Alors que tout le monde se focalise sur l’anniversaire de mai 68, il ne faudrait quand même pas oublier qu’on célèbre aussi en ce moment des événements autrement importants. Le cinquantenaire de la Vème République. On peut être étonné de l’absence d’écho politique ou médiatique autour d’une date pourtant majeure de l’histoire contemporaine. Il faut espérer qu'en septembre, naissance "officielle" de la Vème avec le référendum pour son acceptation par les français, on daignera la féter un peu. Mais bon, le gouvernement actuel est plus occupé à liquider l’héritage gaulliste (indépendance diplomatique et militaire de la France, contrôle fort de l’état sur l’économie, constitution de services publics puissants) qu’à s’en réclamer quand à l’opposition, elle s’est prise d’une passion nouvelle pour la IVème république et son modèle parlementaire après avoir goûté pendant l’ère Mitterrand aux délices d’un pouvoir présidentiel fort.


La presentation de la Vème république à Paris en septembre 58

Il faut aussi bien voir que la Vème République est née dans des conditions très particulières. En effet l’arrivée de de Gaulle au pouvoir se fait dans une atmosphère insurrectionnelle de coup d’état militaire. Un coup d’état où le Général a joué un rôle encore mal éclairci…

Depuis 4 ans la guerre d’Algérie (pardon, les opérations de maintien de l’ordre en Algérie, selon la terminologie officielle de l’époque) empoisonne la quatrième République. De nombreux gouvernements ont été mis en minorité autour de cette question et la population européenne d’Algérie est de plus en plus remontée contre un régime qu’elle soupçonne de vouloir négocier avec les indépendantistes algériens, un vrai sacrilège pour la plupart des pieds noirs.

Les appelés du contingent, c'est-à-dire les jeunes de 18 ans qui font leur service militaire ont été envoyés sur place et doivent faire face en ville à des vagues d'attentats à la bombe et à dans le djebel à de véritables combats meurtriers contre les "fellagahs", les combattants indépendantistes.

..............................

**CONSIGNES:**
a. Recopiez à l'identique tout le passage de l'extrait sur la Cinquième République, depuis « Depuis 4 ans » jusqu'à « les combattants indépendantistes. » inclus.
b. D'après l'extrait sur la Cinquième République, depuis combien de temps la guerre d'Algérie empoisonne-t-elle la quatrième République ?
c. Reprenez le texte sur la naissance de la Cinquième République à la suite de sa dernière phrase.
Les enregistrements qui suivent l'extrait proviennent d'une source distincte.

..............................

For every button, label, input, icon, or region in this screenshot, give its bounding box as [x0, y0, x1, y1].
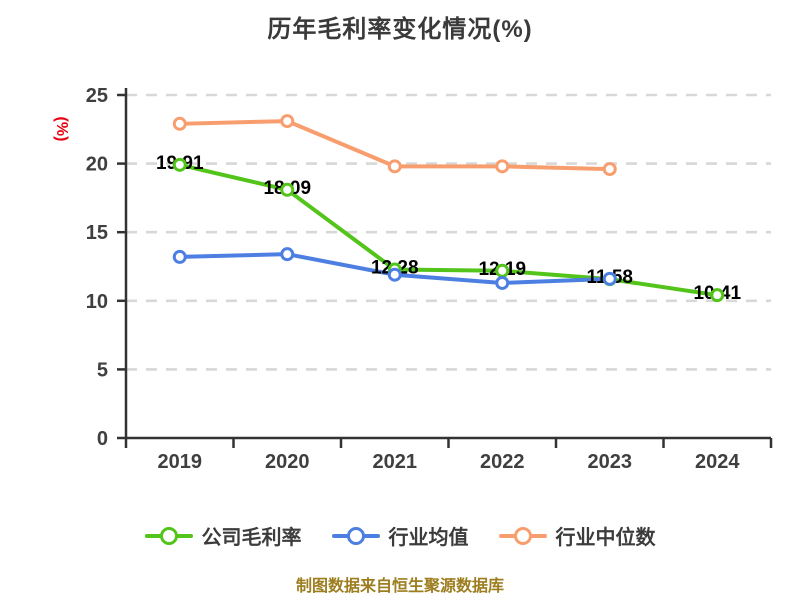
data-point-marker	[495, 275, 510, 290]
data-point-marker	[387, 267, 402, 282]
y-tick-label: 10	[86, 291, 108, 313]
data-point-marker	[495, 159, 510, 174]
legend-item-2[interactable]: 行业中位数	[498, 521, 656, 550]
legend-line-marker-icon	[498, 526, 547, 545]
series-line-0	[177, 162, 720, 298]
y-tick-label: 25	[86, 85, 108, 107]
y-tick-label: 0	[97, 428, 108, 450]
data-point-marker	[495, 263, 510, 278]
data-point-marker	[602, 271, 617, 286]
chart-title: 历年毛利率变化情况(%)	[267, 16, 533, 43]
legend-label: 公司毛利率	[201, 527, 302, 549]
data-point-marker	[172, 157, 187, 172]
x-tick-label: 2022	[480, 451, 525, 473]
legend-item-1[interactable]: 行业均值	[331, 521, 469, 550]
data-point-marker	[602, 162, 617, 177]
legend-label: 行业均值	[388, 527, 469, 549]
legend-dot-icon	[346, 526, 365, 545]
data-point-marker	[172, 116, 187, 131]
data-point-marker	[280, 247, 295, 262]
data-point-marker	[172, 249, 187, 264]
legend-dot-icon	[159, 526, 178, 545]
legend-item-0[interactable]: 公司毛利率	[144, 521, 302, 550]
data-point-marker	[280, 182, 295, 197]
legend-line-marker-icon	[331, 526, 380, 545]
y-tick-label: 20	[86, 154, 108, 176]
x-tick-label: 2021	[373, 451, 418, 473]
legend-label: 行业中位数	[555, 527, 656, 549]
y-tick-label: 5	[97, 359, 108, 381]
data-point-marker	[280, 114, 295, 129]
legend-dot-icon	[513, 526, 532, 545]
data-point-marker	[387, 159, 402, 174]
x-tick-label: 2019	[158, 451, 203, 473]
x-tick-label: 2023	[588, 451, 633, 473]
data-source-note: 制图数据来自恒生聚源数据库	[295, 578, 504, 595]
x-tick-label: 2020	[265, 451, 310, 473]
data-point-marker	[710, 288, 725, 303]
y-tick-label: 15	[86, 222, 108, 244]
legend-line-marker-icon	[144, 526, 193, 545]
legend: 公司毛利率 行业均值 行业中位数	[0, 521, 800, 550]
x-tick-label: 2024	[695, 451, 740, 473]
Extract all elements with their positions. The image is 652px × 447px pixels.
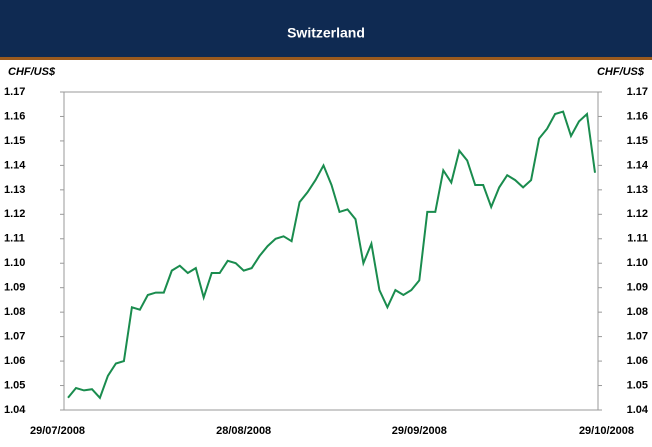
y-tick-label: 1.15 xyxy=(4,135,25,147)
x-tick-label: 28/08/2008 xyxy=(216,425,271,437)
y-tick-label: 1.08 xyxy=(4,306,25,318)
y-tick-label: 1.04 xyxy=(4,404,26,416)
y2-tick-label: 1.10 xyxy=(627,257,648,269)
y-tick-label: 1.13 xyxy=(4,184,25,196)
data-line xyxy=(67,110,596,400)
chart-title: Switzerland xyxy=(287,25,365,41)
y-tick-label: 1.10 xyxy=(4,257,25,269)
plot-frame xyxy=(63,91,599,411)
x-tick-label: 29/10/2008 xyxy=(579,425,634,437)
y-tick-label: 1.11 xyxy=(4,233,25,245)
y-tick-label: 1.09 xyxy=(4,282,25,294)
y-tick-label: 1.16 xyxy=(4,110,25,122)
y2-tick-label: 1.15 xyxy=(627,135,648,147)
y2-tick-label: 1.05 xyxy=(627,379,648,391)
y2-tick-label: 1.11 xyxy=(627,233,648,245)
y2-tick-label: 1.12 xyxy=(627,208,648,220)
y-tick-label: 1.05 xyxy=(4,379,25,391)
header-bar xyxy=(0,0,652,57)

..............................

**RÉPONSES PAR TÂCHE:**
a.
Depuis 4 ans la guerre d’Algérie (pardon, les opérations de maintien de l’ordre en Algérie, selon la terminologie officielle de l’époque) empoisonne la quatrième République. De nombreux gouvernements ont été mis en minorité autour de cette question et la population européenne d’Algérie est de plus en plus remontée contre un régime qu’elle soupçonne de vouloir négocier avec les indépendantistes algériens, un vrai sacrilège pour la plupart des pieds noirs.

Les appelés du contingent, c'est-à-dire les jeunes de 18 ans qui font leur service militaire ont été envoyés sur place et doivent faire face en ville à des vagues d'attentats à la bombe et à dans le djebel à de véritables combats meurtriers contre les "fellagahs", les combattants indépendantistes.

b. Depuis 4 ans.

c.
En mai 1958, Pierre Pflimlin, député MRP (chrétien-démocrate) de Strasbourg, est pressenti par le président de la République Réné Coty pour la présidence du Conseil. Rappelons qu’à cette époque le président de la République n’a quasiment aucun pouvoir politique et que c’est le président du Conseil (des ministres), c'est-à-dire l’équivalent du Premier Ministre actuel qui dirige l’exécutif et est le vrai patron de la politique gouvernementale. Mais Pflimlin, soupçonné de vouloir négocier un cessez-le-feu avec les rebelles du Front de Libération Nationale est détesté par les pieds noirs les plus revendicatifs, ceux qu’on appelle déjà les "Ultras" de l’Algérie Française.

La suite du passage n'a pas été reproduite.